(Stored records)
** begin **

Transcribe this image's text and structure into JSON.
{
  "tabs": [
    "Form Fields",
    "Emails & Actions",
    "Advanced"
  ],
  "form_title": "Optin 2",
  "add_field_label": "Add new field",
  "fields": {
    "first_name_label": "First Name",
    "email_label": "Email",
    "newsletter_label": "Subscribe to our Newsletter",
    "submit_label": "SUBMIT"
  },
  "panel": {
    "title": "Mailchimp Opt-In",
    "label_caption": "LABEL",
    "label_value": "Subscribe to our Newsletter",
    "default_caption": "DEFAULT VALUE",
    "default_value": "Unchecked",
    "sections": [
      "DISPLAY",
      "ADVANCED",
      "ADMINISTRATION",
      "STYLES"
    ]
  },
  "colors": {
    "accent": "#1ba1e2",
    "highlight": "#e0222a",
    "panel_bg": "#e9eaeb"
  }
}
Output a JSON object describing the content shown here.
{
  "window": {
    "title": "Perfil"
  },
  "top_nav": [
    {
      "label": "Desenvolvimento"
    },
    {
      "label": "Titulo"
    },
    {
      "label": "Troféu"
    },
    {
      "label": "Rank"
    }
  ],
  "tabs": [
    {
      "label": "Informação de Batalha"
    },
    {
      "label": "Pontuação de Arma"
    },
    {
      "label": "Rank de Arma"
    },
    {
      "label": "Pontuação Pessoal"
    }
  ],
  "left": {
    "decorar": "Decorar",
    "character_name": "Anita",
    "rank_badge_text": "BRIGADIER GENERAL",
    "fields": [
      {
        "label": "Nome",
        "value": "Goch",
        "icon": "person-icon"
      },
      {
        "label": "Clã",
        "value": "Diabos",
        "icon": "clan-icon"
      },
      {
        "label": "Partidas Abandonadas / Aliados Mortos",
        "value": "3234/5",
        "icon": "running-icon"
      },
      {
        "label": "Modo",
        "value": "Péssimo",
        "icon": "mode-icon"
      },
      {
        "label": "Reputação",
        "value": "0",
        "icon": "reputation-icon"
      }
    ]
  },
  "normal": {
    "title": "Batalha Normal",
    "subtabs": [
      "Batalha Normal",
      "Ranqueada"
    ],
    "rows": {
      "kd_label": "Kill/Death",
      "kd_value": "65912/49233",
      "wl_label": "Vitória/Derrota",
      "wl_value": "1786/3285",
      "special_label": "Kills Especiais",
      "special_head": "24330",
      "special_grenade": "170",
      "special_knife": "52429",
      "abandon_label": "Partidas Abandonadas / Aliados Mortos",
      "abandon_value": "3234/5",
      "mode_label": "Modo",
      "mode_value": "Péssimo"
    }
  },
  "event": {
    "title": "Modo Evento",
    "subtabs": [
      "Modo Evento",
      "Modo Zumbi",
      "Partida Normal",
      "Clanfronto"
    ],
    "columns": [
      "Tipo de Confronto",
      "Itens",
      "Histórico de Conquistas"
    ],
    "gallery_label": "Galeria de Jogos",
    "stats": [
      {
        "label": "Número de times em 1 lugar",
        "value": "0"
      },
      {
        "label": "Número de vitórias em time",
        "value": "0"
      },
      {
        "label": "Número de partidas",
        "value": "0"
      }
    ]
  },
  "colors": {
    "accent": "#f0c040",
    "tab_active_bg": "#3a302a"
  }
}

** end **

**Goal**:
Provide the number of lines in the data above that contain the string "Modo", and nothing else.

**Right answer**:
5